## [Text section]

____________

Sloan is a Canadian power pop-rock quartet originally from the province of Nova Scotia, city of Halifax. The band is comprised today of the same four members who started the band back at the dawn of the ’90’s – Jay Ferguson, Chris Murphy, Andrew Scott, and Patrick Pentland, multi-instrumentalists all.
The offbeat name of the band – Sloan – is not based on the girl from Ferris Bueller’s Day Off, Sloane Peterson, but instead, the lore behind the name is decidedly more amusing. Sloan, according to Sloan, came from the mispronunciation of their friend Jason’s nickname by a French employer, who used to called him “slow one”. To them, it sounded like he was saying “sloan”, and it became their affable band name, which they’ve had now for over two decades and seems to fit the band like a well-used catcher’s mitt. At concerts, their fans often call out the bands name in a very strange and almost jeering way – “Slo-oan!”
We call the 4-piece that is Sloan a “power pop” band because they are part of that long standing musical tradition, and the guys in Sloan seem to be well aware of it and embrace it rather than denying their “pop” sensibilities.

____________

## [Supplied records]
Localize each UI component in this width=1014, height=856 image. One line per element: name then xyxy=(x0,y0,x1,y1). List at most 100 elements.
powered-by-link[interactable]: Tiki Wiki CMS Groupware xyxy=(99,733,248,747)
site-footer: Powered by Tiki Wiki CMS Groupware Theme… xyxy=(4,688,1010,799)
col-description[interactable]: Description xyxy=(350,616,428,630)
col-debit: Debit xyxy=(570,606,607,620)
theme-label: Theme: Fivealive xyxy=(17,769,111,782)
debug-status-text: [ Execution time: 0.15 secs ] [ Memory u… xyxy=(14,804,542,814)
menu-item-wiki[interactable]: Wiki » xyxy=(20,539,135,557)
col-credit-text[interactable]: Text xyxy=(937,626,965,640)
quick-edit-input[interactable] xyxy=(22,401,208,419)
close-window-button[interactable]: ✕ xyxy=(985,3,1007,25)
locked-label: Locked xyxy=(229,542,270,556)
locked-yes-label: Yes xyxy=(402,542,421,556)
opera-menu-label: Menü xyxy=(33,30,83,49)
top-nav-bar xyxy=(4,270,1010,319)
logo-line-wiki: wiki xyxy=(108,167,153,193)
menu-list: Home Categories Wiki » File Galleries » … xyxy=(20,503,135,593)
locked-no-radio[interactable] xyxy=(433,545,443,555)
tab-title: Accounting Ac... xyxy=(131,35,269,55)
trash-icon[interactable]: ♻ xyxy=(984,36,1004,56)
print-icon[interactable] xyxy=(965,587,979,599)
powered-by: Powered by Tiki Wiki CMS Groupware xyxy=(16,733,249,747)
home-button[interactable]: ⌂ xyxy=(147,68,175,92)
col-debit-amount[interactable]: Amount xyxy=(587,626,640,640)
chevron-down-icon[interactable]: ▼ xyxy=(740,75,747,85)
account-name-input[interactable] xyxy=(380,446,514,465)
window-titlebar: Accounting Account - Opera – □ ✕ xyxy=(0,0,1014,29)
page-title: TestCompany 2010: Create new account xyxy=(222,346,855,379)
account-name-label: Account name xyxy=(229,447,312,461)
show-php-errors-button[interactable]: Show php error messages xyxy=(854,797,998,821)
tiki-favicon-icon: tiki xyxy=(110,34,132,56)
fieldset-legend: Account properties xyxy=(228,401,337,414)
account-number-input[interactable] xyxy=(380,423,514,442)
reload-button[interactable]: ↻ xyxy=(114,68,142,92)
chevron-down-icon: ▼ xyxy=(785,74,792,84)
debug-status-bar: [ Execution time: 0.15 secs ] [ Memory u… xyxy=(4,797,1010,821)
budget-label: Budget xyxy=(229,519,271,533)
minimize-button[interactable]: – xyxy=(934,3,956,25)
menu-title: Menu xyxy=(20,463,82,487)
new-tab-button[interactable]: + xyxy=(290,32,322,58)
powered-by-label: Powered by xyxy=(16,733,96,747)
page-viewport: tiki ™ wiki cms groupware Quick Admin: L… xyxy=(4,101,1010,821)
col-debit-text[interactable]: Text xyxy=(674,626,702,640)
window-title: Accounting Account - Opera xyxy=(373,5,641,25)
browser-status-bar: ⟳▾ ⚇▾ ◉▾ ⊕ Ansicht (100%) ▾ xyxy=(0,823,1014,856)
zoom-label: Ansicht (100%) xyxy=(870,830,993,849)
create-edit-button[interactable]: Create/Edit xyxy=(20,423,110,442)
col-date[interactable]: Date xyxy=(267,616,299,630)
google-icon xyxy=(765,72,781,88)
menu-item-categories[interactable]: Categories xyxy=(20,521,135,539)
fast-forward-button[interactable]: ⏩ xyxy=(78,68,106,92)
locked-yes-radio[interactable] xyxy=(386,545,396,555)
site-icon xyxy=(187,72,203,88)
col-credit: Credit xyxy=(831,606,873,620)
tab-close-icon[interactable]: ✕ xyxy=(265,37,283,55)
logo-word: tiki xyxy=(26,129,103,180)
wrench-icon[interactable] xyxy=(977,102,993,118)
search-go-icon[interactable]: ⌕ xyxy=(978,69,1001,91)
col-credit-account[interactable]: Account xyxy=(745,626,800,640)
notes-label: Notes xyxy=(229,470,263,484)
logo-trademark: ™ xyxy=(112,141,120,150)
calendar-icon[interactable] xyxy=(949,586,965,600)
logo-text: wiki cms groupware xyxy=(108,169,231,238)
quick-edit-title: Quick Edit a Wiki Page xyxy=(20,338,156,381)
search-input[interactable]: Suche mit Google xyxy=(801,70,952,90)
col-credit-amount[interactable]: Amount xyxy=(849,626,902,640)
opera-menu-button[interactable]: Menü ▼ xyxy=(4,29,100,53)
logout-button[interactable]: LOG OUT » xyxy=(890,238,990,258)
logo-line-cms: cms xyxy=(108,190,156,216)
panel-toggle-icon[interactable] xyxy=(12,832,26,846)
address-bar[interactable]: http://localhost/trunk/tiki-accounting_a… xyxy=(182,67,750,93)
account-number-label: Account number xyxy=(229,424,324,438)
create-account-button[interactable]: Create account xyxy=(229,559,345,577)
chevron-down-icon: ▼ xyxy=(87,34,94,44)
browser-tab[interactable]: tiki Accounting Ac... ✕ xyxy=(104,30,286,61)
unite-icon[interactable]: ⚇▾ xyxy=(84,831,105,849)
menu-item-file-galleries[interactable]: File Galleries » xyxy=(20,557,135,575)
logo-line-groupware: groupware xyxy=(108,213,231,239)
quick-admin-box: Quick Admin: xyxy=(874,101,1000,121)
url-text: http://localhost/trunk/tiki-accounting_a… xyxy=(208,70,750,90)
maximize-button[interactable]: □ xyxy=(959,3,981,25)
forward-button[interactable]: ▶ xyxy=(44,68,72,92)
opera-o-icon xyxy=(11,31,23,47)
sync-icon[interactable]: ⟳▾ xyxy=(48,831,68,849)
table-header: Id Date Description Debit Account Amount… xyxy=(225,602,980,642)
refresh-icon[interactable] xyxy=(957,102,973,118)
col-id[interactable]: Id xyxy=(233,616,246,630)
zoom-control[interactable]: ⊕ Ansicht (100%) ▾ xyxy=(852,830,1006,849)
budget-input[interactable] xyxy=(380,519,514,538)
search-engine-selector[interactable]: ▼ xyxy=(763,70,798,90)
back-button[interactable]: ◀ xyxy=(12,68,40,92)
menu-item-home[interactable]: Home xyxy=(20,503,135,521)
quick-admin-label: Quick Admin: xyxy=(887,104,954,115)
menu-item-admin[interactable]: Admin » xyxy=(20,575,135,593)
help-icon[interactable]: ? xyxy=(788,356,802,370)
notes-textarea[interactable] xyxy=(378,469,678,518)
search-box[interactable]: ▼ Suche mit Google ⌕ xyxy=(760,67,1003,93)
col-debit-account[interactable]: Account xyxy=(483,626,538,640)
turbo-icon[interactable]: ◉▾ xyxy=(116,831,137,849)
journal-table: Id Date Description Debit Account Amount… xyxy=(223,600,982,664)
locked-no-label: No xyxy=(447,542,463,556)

____________

## [Work to complete]
a: Render the rows from the first one through the row containing "tiki-favicon-icon: tiki xyxy=(110,34,132,56)", both included, as a JSON list of strings with one string per row and blank rows left out.
b: Continue the text about the band Sloan from the point where it stops.

## [Final answers]
a:
[
  "Localize each UI component in this width=1014, height=856 image. One line per element: name then xyxy=(x0,y0,x1,y1). List at most 100 elements.",
  "powered-by-link[interactable]: Tiki Wiki CMS Groupware xyxy=(99,733,248,747)",
  "site-footer: Powered by Tiki Wiki CMS Groupware Theme… xyxy=(4,688,1010,799)",
  "col-description[interactable]: Description xyxy=(350,616,428,630)",
  "col-debit: Debit xyxy=(570,606,607,620)",
  "theme-label: Theme: Fivealive xyxy=(17,769,111,782)",
  "debug-status-text: [ Execution time: 0.15 secs ] [ Memory u… xyxy=(14,804,542,814)",
  "menu-item-wiki[interactable]: Wiki » xyxy=(20,539,135,557)",
  "col-credit-text[interactable]: Text xyxy=(937,626,965,640)",
  "quick-edit-input[interactable] xyxy=(22,401,208,419)",
  "close-window-button[interactable]: ✕ xyxy=(985,3,1007,25)",
  "locked-label: Locked xyxy=(229,542,270,556)",
  "locked-yes-label: Yes xyxy=(402,542,421,556)",
  "opera-menu-label: Menü xyxy=(33,30,83,49)",
  "top-nav-bar xyxy=(4,270,1010,319)",
  "logo-line-wiki: wiki xyxy=(108,167,153,193)",
  "menu-list: Home Categories Wiki » File Galleries » … xyxy=(20,503,135,593)",
  "locked-no-radio[interactable] xyxy=(433,545,443,555)",
  "tab-title: Accounting Ac... xyxy=(131,35,269,55)",
  "trash-icon[interactable]: ♻ xyxy=(984,36,1004,56)",
  "print-icon[interactable] xyxy=(965,587,979,599)",
  "powered-by: Powered by Tiki Wiki CMS Groupware xyxy=(16,733,249,747)",
  "home-button[interactable]: ⌂ xyxy=(147,68,175,92)",
  "col-debit-amount[interactable]: Amount xyxy=(587,626,640,640)",
  "chevron-down-icon[interactable]: ▼ xyxy=(740,75,747,85)",
  "account-name-input[interactable] xyxy=(380,446,514,465)",
  "window-titlebar: Accounting Account - Opera – □ ✕ xyxy=(0,0,1014,29)",
  "page-title: TestCompany 2010: Create new account xyxy=(222,346,855,379)",
  "account-name-label: Account name xyxy=(229,447,312,461)",
  "show-php-errors-button[interactable]: Show php error messages xyxy=(854,797,998,821)",
  "tiki-favicon-icon: tiki xyxy=(110,34,132,56)"
]

b:
What is power pop, you say? Allow us to try and feebly encapsulate it. So, rather than play straight rhythm ‘n blues, like many a rock band (eg. the Rolling Stones coming readily to mind), it is a genre that focuses more on the confectious side of things, used to great effect by notable bands such as Big Star, Cheap Trick, The Cars – you know, super catchy bands of that sort that are slightly shameless when it comes to melodious hooks.
Yes indeed, power pop demonstrates an unabashed zeal for hooks and doesn’t necessarily base everything around the pentatonic scale. Its also really hard to get it out of your head once you hear it. The ear worms you’ll find in this “genre” are merciless!
On that note, take it away, Sloan!
By now, Sloan has recorded and released a whole lot of music onto the unsuspecting (although by now probably suspecting) public, including 11 LP’s and numerous other releases such as a greatest hits album, and too many singles to count (actually, you can count them, and there are so far 31 singles). Some of their albums include Twice Removed, Action Pact, and Navy Blues (you can pick up any of them on the Sloan website).
In Canada, Sloan is one of the most enduring, dependable, and relatable bands there is, and their popularity is far reaching. And rightly so – they’ve certainly toured a hell of a lot over the years and earned themselves a substantial following, even in smaller cities and towns.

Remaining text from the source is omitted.